■ Set exercise ■
Print every record below exactly as written.

■ Raw records ■

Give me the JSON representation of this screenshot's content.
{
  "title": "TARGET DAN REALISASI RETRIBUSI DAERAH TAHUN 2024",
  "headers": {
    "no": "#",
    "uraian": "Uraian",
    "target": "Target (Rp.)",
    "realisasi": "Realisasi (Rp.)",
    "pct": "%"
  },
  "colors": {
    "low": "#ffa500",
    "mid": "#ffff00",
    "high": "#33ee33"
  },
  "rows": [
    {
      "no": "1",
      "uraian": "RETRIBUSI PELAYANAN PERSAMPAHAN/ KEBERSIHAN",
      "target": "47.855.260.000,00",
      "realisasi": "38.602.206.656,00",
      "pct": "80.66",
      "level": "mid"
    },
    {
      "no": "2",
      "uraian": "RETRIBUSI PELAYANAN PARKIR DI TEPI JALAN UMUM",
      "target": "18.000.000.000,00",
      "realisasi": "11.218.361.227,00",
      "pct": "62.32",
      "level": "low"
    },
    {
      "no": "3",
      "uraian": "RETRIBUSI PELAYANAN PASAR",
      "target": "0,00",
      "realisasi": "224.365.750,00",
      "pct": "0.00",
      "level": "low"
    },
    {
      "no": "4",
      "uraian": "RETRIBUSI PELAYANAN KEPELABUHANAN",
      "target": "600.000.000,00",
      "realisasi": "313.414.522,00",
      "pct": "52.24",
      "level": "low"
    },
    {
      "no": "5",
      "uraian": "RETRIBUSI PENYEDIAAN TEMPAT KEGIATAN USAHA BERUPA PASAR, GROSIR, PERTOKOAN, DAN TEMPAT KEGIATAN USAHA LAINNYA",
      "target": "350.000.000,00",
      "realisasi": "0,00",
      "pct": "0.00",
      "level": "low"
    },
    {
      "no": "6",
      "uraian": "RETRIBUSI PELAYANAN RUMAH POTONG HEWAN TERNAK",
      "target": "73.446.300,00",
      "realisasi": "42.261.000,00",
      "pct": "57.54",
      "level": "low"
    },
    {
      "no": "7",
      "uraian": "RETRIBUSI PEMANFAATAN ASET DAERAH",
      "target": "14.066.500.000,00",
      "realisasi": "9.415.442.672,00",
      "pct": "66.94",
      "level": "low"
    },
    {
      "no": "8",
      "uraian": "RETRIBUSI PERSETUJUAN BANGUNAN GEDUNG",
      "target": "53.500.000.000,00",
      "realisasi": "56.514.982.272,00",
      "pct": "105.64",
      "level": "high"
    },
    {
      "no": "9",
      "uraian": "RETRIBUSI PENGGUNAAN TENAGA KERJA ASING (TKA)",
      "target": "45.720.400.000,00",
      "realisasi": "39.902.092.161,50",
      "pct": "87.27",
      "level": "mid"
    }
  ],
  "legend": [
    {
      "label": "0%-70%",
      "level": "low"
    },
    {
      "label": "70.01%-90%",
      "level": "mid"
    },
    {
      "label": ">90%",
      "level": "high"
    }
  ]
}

■ Exercise result ■
Give me the JSON representation of this screenshot's content.
{
  "title": "TARGET DAN REALISASI RETRIBUSI DAERAH TAHUN 2024",
  "headers": {
    "no": "#",
    "uraian": "Uraian",
    "target": "Target (Rp.)",
    "realisasi": "Realisasi (Rp.)",
    "pct": "%"
  },
  "colors": {
    "low": "#ffa500",
    "mid": "#ffff00",
    "high": "#33ee33"
  },
  "rows": [
    {
      "no": "1",
      "uraian": "RETRIBUSI PELAYANAN PERSAMPAHAN/ KEBERSIHAN",
      "target": "47.855.260.000,00",
      "realisasi": "38.602.206.656,00",
      "pct": "80.66",
      "level": "mid"
    },
    {
      "no": "2",
      "uraian": "RETRIBUSI PELAYANAN PARKIR DI TEPI JALAN UMUM",
      "target": "18.000.000.000,00",
      "realisasi": "11.218.361.227,00",
      "pct": "62.32",
      "level": "low"
    },
    {
      "no": "3",
      "uraian": "RETRIBUSI PELAYANAN PASAR",
      "target": "0,00",
      "realisasi": "224.365.750,00",
      "pct": "0.00",
      "level": "low"
    },
    {
      "no": "4",
      "uraian": "RETRIBUSI PELAYANAN KEPELABUHANAN",
      "target": "600.000.000,00",
      "realisasi": "313.414.522,00",
      "pct": "52.24",
      "level": "low"
    },
    {
      "no": "5",
      "uraian": "RETRIBUSI PENYEDIAAN TEMPAT KEGIATAN USAHA BERUPA PASAR, GROSIR, PERTOKOAN, DAN TEMPAT KEGIATAN USAHA LAINNYA",
      "target": "350.000.000,00",
      "realisasi": "0,00",
      "pct": "0.00",
      "level": "low"
    },
    {
      "no": "6",
      "uraian": "RETRIBUSI PELAYANAN RUMAH POTONG HEWAN TERNAK",
      "target": "73.446.300,00",
      "realisasi": "42.261.000,00",
      "pct": "57.54",
      "level": "low"
    },
    {
      "no": "7",
      "uraian": "RETRIBUSI PEMANFAATAN ASET DAERAH",
      "target": "14.066.500.000,00",
      "realisasi": "9.415.442.672,00",
      "pct": "66.94",
      "level": "low"
    },
    {
      "no": "8",
      "uraian": "RETRIBUSI PERSETUJUAN BANGUNAN GEDUNG",
      "target": "53.500.000.000,00",
      "realisasi": "56.514.982.272,00",
      "pct": "105.64",
      "level": "high"
    },
    {
      "no": "9",
      "uraian": "RETRIBUSI PENGGUNAAN TENAGA KERJA ASING (TKA)",
      "target": "45.720.400.000,00",
      "realisasi": "39.902.092.161,50",
      "pct": "87.27",
      "level": "mid"
    }
  ],
  "legend": [
    {
      "label": "0%-70%",
      "level": "low"
    },
    {
      "label": "70.01%-90%",
      "level": "mid"
    },
    {
      "label": ">90%",
      "level": "high"
    }
  ]
}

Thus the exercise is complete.